* A block of data *
● ● ●

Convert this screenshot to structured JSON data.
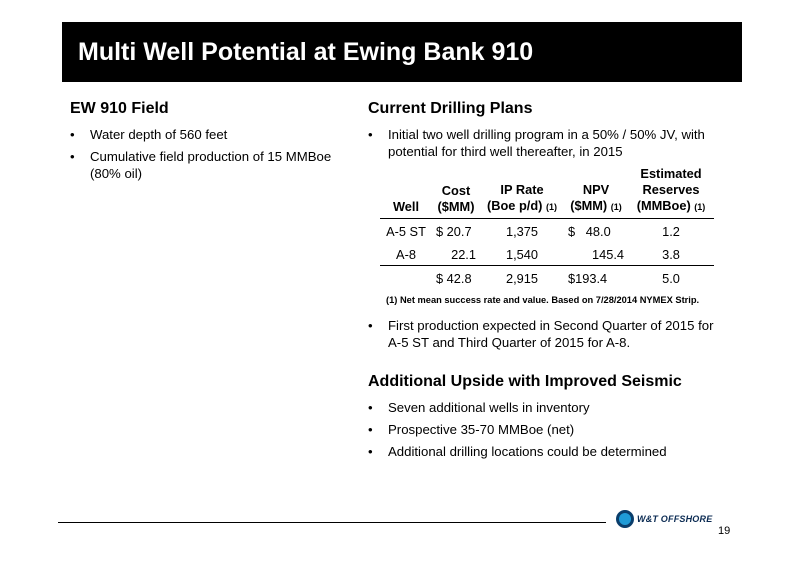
{
  "title": "Multi Well Potential at Ewing Bank 910",
  "left": {
    "heading": "EW 910 Field",
    "bullets": [
      "Water depth of 560 feet",
      "Cumulative field production of 15 MMBoe (80% oil)"
    ]
  },
  "right": {
    "heading1": "Current Drilling Plans",
    "bullets1": [
      "Initial two well drilling program in a 50% / 50% JV, with potential for third well thereafter, in 2015"
    ],
    "table": {
      "headers": {
        "well": "Well",
        "cost_l1": "Cost",
        "cost_l2": "($MM)",
        "ip_l1": "IP Rate",
        "ip_l2": "(Boe p/d)",
        "ip_note": "(1)",
        "npv_l1": "NPV",
        "npv_l2": "($MM)",
        "npv_note": "(1)",
        "res_l0": "Estimated",
        "res_l1": "Reserves",
        "res_l2": "(MMBoe)",
        "res_note": "(1)"
      },
      "rows": [
        {
          "well": "A-5 ST",
          "cost": "$  20.7",
          "ip": "1,375",
          "npv": "$   48.0",
          "reserves": "1.2"
        },
        {
          "well": "A-8",
          "cost": "22.1",
          "ip": "1,540",
          "npv": "145.4",
          "reserves": "3.8"
        },
        {
          "well": "",
          "cost": "$  42.8",
          "ip": "2,915",
          "npv": "$193.4",
          "reserves": "5.0"
        }
      ],
      "footnote": "(1) Net mean success rate and value.  Based on 7/28/2014 NYMEX Strip."
    },
    "bullets2": [
      "First production expected in Second Quarter of 2015 for A-5 ST and Third Quarter of 2015 for A-8."
    ],
    "heading2": "Additional Upside with Improved Seismic",
    "bullets3": [
      "Seven additional wells in inventory",
      "Prospective 35-70 MMBoe (net)",
      "Additional drilling locations could be determined"
    ]
  },
  "footer": {
    "logo_text": "W&T OFFSHORE",
    "page_number": "19"
  },
  "colors": {
    "title_bar": "#000000",
    "logo_blue": "#1f9bd7",
    "logo_navy": "#0a3d6b"
  }
}
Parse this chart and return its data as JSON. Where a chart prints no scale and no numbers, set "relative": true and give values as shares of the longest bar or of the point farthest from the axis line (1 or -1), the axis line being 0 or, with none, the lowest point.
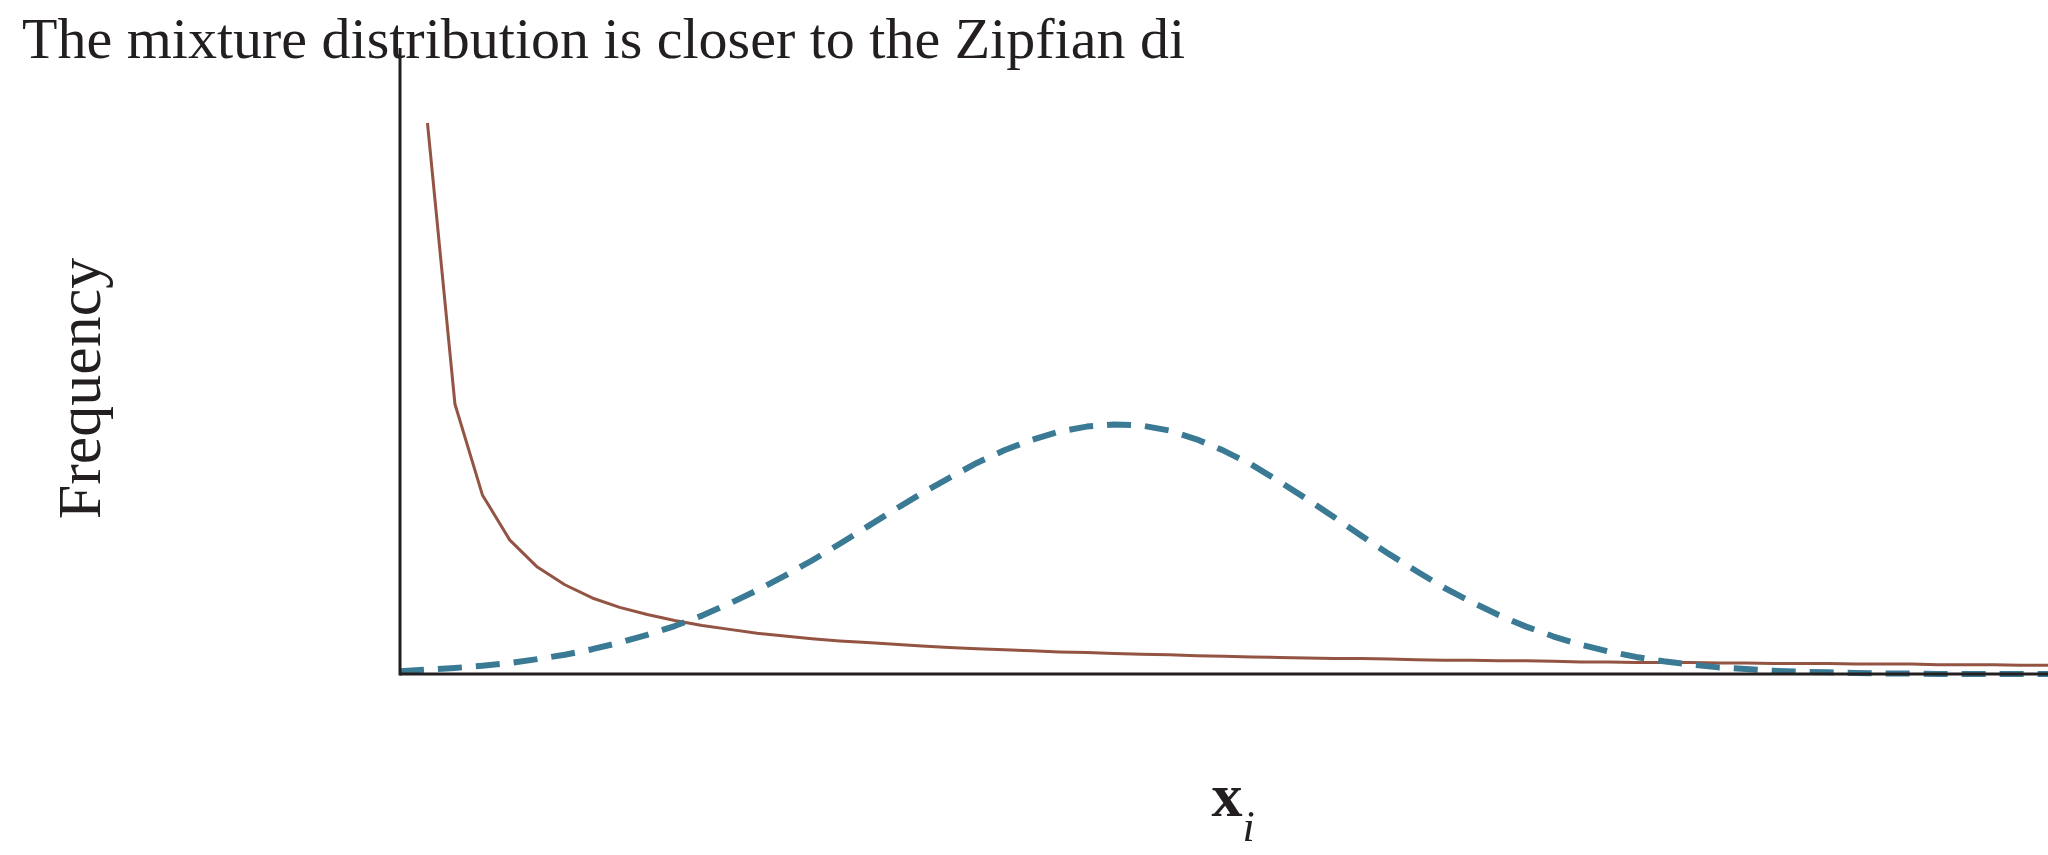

● ● ●

* Prompt *
Return all of the entries word for word, but omit the pictures.

* Answer *
Convert this screenshot to structured JSON data.
{
  "title": "Multi Well Potential at Ewing Bank 910",
  "left": {
    "heading": "EW 910 Field",
    "bullets": [
      "Water depth of 560 feet",
      "Cumulative field production of 15 MMBoe (80% oil)"
    ]
  },
  "right": {
    "heading1": "Current Drilling Plans",
    "bullets1": [
      "Initial two well drilling program in a 50% / 50% JV, with potential for third well thereafter, in 2015"
    ],
    "table": {
      "headers": {
        "well": "Well",
        "cost_l1": "Cost",
        "cost_l2": "($MM)",
        "ip_l1": "IP Rate",
        "ip_l2": "(Boe p/d)",
        "ip_note": "(1)",
        "npv_l1": "NPV",
        "npv_l2": "($MM)",
        "npv_note": "(1)",
        "res_l0": "Estimated",
        "res_l1": "Reserves",
        "res_l2": "(MMBoe)",
        "res_note": "(1)"
      },
      "rows": [
        {
          "well": "A-5 ST",
          "cost": "$  20.7",
          "ip": "1,375",
          "npv": "$   48.0",
          "reserves": "1.2"
        },
        {
          "well": "A-8",
          "cost": "22.1",
          "ip": "1,540",
          "npv": "145.4",
          "reserves": "3.8"
        },
        {
          "well": "",
          "cost": "$  42.8",
          "ip": "2,915",
          "npv": "$193.4",
          "reserves": "5.0"
        }
      ],
      "footnote": "(1) Net mean success rate and value.  Based on 7/28/2014 NYMEX Strip."
    },
    "bullets2": [
      "First production expected in Second Quarter of 2015 for A-5 ST and Third Quarter of 2015 for A-8."
    ],
    "heading2": "Additional Upside with Improved Seismic",
    "bullets3": [
      "Seven additional wells in inventory",
      "Prospective 35-70 MMBoe (net)",
      "Additional drilling locations could be determined"
    ]
  },
  "footer": {
    "logo_text": "W&T OFFSHORE",
    "page_number": "19"
  },
  "colors": {
    "title_bar": "#000000",
    "logo_blue": "#1f9bd7",
    "logo_navy": "#0a3d6b"
  }
}
Parse this chart and return its data as JSON. Where a chart prints no scale and no numbers, set "relative": true and give values as shares of the longest bar or of the point farthest from the axis line (1 or -1), the axis line being 0 or, with none, the lowest point.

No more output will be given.